▶ PROBLEM 1
In the Scheuermann's disease passage, at what point does the condition stop progressing?
▶ PROBLEM 2
Continue the passage on Scheuermann's disease from its last sentence.
═════ SELECTED PASSAGE
Scheuermann’s disease

Hyperkyphosis of the thoracic region is usually one of the early signs of Scheuermann’s Disease. Scheuermann’s disease is not something you catch, it is a condition affecting the vertebral growth plates of the spine. It usually presents during the adolescent growth spurt and can lead to the affected vertebrae growing into a slight wedge-shape when viewed on x-ray from the side. We usually can see that the vertebrae in the apex of the curve are shorter in height anteriorly than posteriorly. This then presents as a forward bending or rounding back of this region of the spine. The condition can progress during the growing years and ceases when growth is complete. Classically the affected spine is very stiff, especially into backward bending and twisting. This stiffness is thought to contribute to the development of other anomalies such as Schmorl’s nodes seen on x-ray. Schmorl’s nodes are vertical protrusions of disc material extending into the vertebral endplates and there is debate surrounding them being a possible source of pain.
══════════
═════ DATA UNDER STUDY
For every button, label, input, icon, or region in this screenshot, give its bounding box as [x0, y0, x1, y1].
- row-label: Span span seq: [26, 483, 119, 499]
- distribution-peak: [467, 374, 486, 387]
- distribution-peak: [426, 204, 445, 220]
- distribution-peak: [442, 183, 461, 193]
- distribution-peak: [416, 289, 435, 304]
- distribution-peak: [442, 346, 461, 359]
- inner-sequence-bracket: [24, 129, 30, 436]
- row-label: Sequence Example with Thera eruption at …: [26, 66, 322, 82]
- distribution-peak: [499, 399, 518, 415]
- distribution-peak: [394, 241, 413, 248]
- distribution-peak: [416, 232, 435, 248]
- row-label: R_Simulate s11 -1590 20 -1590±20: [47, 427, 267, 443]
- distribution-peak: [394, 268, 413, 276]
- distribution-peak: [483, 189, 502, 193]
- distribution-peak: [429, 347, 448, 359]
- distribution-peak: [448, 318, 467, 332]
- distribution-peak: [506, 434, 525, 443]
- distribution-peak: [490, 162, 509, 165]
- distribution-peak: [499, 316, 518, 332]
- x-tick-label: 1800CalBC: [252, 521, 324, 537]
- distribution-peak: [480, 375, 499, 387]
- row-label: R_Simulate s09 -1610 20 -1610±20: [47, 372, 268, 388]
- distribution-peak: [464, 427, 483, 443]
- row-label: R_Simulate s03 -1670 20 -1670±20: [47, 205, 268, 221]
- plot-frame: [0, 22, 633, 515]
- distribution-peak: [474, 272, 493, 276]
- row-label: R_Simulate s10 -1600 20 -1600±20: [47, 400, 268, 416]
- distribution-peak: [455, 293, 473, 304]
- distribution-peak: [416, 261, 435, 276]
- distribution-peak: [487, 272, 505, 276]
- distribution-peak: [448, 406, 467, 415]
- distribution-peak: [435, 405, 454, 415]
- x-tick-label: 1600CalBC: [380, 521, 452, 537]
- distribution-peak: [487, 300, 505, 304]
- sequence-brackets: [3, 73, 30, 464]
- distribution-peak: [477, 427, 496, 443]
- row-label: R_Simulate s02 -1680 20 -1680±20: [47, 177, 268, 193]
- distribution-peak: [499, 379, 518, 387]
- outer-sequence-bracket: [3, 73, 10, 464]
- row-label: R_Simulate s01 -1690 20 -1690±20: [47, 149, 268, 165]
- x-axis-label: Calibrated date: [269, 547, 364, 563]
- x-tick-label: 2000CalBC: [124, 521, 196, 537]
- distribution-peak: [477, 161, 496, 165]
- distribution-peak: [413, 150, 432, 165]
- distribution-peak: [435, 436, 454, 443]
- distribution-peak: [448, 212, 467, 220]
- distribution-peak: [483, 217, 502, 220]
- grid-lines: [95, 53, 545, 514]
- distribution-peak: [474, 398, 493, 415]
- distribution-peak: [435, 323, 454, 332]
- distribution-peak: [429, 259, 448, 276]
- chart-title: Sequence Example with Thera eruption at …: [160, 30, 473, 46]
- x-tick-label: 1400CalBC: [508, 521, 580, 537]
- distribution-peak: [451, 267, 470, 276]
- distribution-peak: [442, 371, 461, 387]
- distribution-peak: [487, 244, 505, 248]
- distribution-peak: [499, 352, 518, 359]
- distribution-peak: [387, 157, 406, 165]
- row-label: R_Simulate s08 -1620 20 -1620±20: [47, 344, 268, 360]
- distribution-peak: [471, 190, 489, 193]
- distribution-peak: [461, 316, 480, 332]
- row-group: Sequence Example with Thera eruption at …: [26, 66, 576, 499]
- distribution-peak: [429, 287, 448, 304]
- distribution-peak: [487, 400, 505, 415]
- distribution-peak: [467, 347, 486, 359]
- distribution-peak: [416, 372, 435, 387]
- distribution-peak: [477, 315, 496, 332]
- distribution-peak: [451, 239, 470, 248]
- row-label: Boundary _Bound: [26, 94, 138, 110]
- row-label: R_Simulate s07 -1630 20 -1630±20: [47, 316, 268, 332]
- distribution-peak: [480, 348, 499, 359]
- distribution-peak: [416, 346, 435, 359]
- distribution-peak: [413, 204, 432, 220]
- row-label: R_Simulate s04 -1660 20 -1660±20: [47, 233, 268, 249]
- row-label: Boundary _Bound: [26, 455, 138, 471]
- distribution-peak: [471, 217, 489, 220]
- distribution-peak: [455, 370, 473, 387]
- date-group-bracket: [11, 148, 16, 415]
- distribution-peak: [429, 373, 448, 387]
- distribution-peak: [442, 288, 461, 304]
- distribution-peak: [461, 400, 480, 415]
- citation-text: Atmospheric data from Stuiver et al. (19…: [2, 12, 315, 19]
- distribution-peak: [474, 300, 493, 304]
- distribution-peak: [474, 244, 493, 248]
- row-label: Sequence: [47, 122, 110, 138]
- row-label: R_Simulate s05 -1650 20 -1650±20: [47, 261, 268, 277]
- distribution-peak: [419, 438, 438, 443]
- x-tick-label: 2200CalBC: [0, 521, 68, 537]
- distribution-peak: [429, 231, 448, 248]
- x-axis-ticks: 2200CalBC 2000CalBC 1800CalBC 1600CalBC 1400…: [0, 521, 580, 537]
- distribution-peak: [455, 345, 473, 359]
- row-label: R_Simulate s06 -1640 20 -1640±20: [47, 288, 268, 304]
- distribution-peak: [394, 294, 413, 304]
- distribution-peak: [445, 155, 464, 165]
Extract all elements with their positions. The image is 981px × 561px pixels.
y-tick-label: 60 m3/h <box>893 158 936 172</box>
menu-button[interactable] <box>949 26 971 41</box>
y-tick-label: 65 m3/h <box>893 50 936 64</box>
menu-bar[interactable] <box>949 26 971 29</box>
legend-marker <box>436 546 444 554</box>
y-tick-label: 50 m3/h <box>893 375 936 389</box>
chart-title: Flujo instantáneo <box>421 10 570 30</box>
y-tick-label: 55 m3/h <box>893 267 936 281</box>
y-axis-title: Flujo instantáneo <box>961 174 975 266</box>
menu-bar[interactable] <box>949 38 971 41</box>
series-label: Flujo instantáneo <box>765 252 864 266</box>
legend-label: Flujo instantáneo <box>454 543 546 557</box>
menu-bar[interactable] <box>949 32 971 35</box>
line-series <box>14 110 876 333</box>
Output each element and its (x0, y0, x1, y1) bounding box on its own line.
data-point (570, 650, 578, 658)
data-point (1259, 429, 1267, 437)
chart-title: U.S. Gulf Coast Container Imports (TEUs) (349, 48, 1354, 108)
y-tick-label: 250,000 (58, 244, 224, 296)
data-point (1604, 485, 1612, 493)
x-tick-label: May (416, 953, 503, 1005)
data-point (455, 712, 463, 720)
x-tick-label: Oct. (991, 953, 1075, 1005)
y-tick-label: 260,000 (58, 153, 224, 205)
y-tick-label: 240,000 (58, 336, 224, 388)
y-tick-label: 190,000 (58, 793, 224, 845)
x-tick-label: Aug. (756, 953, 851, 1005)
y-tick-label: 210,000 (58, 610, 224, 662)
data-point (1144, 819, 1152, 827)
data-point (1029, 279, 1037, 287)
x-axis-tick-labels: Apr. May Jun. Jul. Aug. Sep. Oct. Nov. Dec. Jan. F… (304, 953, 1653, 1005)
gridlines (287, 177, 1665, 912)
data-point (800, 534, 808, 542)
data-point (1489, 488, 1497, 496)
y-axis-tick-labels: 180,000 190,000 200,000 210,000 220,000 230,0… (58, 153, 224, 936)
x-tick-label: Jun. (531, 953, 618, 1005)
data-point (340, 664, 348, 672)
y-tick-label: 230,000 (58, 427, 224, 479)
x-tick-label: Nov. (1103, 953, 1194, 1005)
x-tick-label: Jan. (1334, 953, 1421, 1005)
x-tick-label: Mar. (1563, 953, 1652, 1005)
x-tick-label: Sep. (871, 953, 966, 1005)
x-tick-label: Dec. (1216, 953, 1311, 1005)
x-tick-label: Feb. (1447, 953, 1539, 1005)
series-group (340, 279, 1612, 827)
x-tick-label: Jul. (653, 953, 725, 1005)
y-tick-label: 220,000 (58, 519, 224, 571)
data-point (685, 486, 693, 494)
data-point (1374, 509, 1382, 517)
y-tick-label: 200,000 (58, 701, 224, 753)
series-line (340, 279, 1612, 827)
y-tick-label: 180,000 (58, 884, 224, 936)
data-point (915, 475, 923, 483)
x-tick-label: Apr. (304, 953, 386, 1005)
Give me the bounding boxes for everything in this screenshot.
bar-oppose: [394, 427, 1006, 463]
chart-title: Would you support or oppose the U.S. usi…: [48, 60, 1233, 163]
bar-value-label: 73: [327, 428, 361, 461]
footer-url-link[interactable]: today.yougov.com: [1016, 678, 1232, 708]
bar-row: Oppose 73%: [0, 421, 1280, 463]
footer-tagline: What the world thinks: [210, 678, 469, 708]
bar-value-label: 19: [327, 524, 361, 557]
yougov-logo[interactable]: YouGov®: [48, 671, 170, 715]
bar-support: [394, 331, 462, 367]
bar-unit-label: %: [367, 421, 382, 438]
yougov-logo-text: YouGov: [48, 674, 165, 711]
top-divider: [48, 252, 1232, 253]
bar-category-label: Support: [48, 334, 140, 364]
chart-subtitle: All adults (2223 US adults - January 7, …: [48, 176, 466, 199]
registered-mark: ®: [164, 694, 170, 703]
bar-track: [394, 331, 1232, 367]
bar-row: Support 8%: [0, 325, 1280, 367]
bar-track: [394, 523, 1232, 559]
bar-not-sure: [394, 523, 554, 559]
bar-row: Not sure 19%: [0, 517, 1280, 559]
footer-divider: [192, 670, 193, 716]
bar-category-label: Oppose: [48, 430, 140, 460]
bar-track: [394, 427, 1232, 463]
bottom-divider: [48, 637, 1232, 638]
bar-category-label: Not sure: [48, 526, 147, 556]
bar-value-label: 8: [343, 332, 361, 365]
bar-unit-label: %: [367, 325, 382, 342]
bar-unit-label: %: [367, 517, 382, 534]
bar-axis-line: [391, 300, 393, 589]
══════════
▶ ANSWER AREA 1
It stops when growth is complete.

▶ ANSWER AREA 2
Unfortunately Scheuermann’s condition is frequently painful and can result in the individual needing to curb activities and sports to keep symptoms to a manageable level. Physiotherapy helps relieve symptoms through direct hands on treatment methods, activity guidance and precise postural conditioning. Postural exercises must address not only local stiffness’s of the involved vertebral segments but also restrictions of the ribcage notoriously found at the front of the chest. This is because the hyperkyphosis at the back results in a closing or collapse at the front of the ribcage. Specifically targeted expansion exercises to the anterior ribcage are essential. Looking beyond the spine and ribcage to the shoulder and pelvis position frequently finds tightness’s and weakness’s also, all that can feed into a forward posture. Comprehensive biomechanical review of all of the movements of daily living, to correct any faulty movement habits that may contribute to the forward curving posture, should be a part of every Scheuermann’s rehabilitation program.


Osteoporosis is the most common reason the spine of an elderly person begins to curve forward resulting in hyperkyphosis.
Throughout our life, our bone tissue is constantly replacing, repairing and rebuilding itself. For the first 25 years of our life, our bones become denser due to us building more bone tissue than we breakdown. As they become denser, they become stronger. From approximately 25 – 50 years of age our bone replacing occurs at the same rate. Generally after about 50 years of age, we break down more bone than we make, resulting in a slow loss of our bone density. As the bones become less dense, they become less strong. Once a certain density is reduced to a certain level, the bones are said to be osteoporotic, the individual has osteoporosis.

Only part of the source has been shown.